Output every line exactly as written. Leave out pictures.
== Records provided
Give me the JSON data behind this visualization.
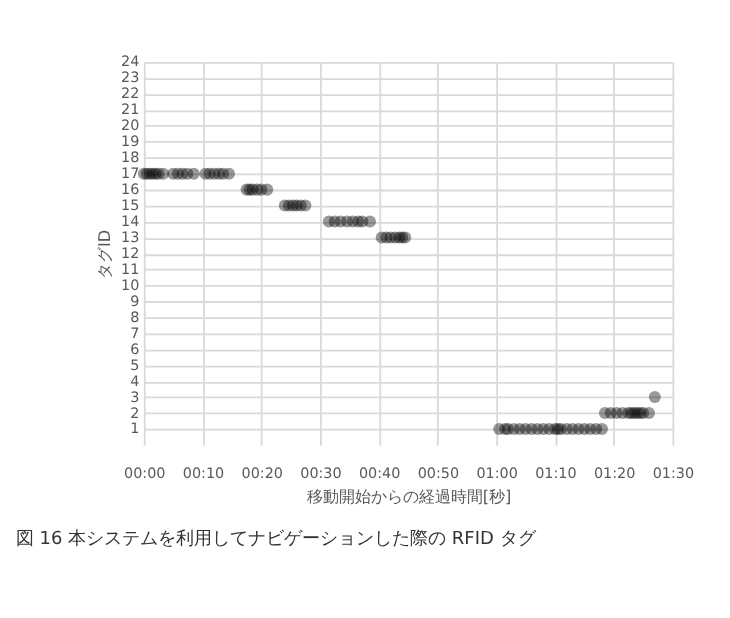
{
  "chart_data": {
    "type": "scatter",
    "xlabel": "移動開始からの経過時間[秒]",
    "ylabel": "タグID",
    "annotations": [
      "図 16 本システムを利用してナビゲーションした際の RFID タグ"
    ],
    "series": [
      {
        "color": "#000000",
        "x": [
          0,
          0.5,
          1,
          1.5,
          2,
          2.5,
          3.3,
          5,
          5.8,
          6.6,
          7.4,
          8.5,
          10.5,
          11.2,
          12,
          12.8,
          13.5,
          14.5,
          17.5,
          18,
          18.5,
          19.3,
          20,
          21,
          24,
          24.7,
          25.4,
          26,
          26.7,
          27.5,
          31.5,
          32.5,
          33.5,
          34.6,
          35.6,
          36.5,
          37.2,
          38.5,
          40.5,
          41.3,
          42,
          42.8,
          43.5,
          44,
          44.5,
          60.5,
          61.5,
          62,
          63,
          64,
          65,
          66,
          67,
          68,
          69,
          70,
          70.5,
          71,
          72,
          73,
          74,
          75,
          76,
          77,
          78,
          78.5,
          79.5,
          80.5,
          81.5,
          82.5,
          83,
          83.5,
          84,
          84.5,
          85,
          86,
          87
        ],
        "values": [
          17,
          17,
          17,
          17,
          17,
          17,
          17,
          17,
          17,
          17,
          17,
          17,
          17,
          17,
          17,
          17,
          17,
          17,
          16,
          16,
          16,
          16,
          16,
          16,
          15,
          15,
          15,
          15,
          15,
          15,
          14,
          14,
          14,
          14,
          14,
          14,
          14,
          14,
          13,
          13,
          13,
          13,
          13,
          13,
          13,
          1,
          1,
          1,
          1,
          1,
          1,
          1,
          1,
          1,
          1,
          1,
          1,
          1,
          1,
          1,
          1,
          1,
          1,
          1,
          1,
          2,
          2,
          2,
          2,
          2,
          2,
          2,
          2,
          2,
          2,
          2,
          3
        ]
      }
    ],
    "xlim": [
      0,
      90
    ],
    "xticks": [
      {
        "value": 0,
        "label": "00:00"
      },
      {
        "value": 10,
        "label": "00:10"
      },
      {
        "value": 20,
        "label": "00:20"
      },
      {
        "value": 30,
        "label": "00:30"
      },
      {
        "value": 40,
        "label": "00:40"
      },
      {
        "value": 50,
        "label": "00:50"
      },
      {
        "value": 60,
        "label": "01:00"
      },
      {
        "value": 70,
        "label": "01:10"
      },
      {
        "value": 80,
        "label": "01:20"
      },
      {
        "value": 90,
        "label": "01:30"
      }
    ],
    "ylim": [
      0,
      24
    ],
    "yticks": [
      1,
      2,
      3,
      4,
      5,
      6,
      7,
      8,
      9,
      10,
      11,
      12,
      13,
      14,
      15,
      16,
      17,
      18,
      19,
      20,
      21,
      22,
      23,
      24
    ],
    "grid": true,
    "marker": "circle"
  }
}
====
* _Task output_
Give me the JSON data behind this visualization.
{
  "chart_data": {
    "type": "scatter",
    "xlabel": "移動開始からの経過時間[秒]",
    "ylabel": "タグID",
    "annotations": [
      "図 16 本システムを利用してナビゲーションした際の RFID タグ"
    ],
    "series": [
      {
        "color": "#000000",
        "x": [
          0,
          0.5,
          1,
          1.5,
          2,
          2.5,
          3.3,
          5,
          5.8,
          6.6,
          7.4,
          8.5,
          10.5,
          11.2,
          12,
          12.8,
          13.5,
          14.5,
          17.5,
          18,
          18.5,
          19.3,
          20,
          21,
          24,
          24.7,
          25.4,
          26,
          26.7,
          27.5,
          31.5,
          32.5,
          33.5,
          34.6,
          35.6,
          36.5,
          37.2,
          38.5,
          40.5,
          41.3,
          42,
          42.8,
          43.5,
          44,
          44.5,
          60.5,
          61.5,
          62,
          63,
          64,
          65,
          66,
          67,
          68,
          69,
          70,
          70.5,
          71,
          72,
          73,
          74,
          75,
          76,
          77,
          78,
          78.5,
          79.5,
          80.5,
          81.5,
          82.5,
          83,
          83.5,
          84,
          84.5,
          85,
          86,
          87
        ],
        "values": [
          17,
          17,
          17,
          17,
          17,
          17,
          17,
          17,
          17,
          17,
          17,
          17,
          17,
          17,
          17,
          17,
          17,
          17,
          16,
          16,
          16,
          16,
          16,
          16,
          15,
          15,
          15,
          15,
          15,
          15,
          14,
          14,
          14,
          14,
          14,
          14,
          14,
          14,
          13,
          13,
          13,
          13,
          13,
          13,
          13,
          1,
          1,
          1,
          1,
          1,
          1,
          1,
          1,
          1,
          1,
          1,
          1,
          1,
          1,
          1,
          1,
          1,
          1,
          1,
          1,
          2,
          2,
          2,
          2,
          2,
          2,
          2,
          2,
          2,
          2,
          2,
          3
        ]
      }
    ],
    "xlim": [
      0,
      90
    ],
    "xticks": [
      {
        "value": 0,
        "label": "00:00"
      },
      {
        "value": 10,
        "label": "00:10"
      },
      {
        "value": 20,
        "label": "00:20"
      },
      {
        "value": 30,
        "label": "00:30"
      },
      {
        "value": 40,
        "label": "00:40"
      },
      {
        "value": 50,
        "label": "00:50"
      },
      {
        "value": 60,
        "label": "01:00"
      },
      {
        "value": 70,
        "label": "01:10"
      },
      {
        "value": 80,
        "label": "01:20"
      },
      {
        "value": 90,
        "label": "01:30"
      }
    ],
    "ylim": [
      0,
      24
    ],
    "yticks": [
      1,
      2,
      3,
      4,
      5,
      6,
      7,
      8,
      9,
      10,
      11,
      12,
      13,
      14,
      15,
      16,
      17,
      18,
      19,
      20,
      21,
      22,
      23,
      24
    ],
    "grid": true,
    "marker": "circle"
  }
}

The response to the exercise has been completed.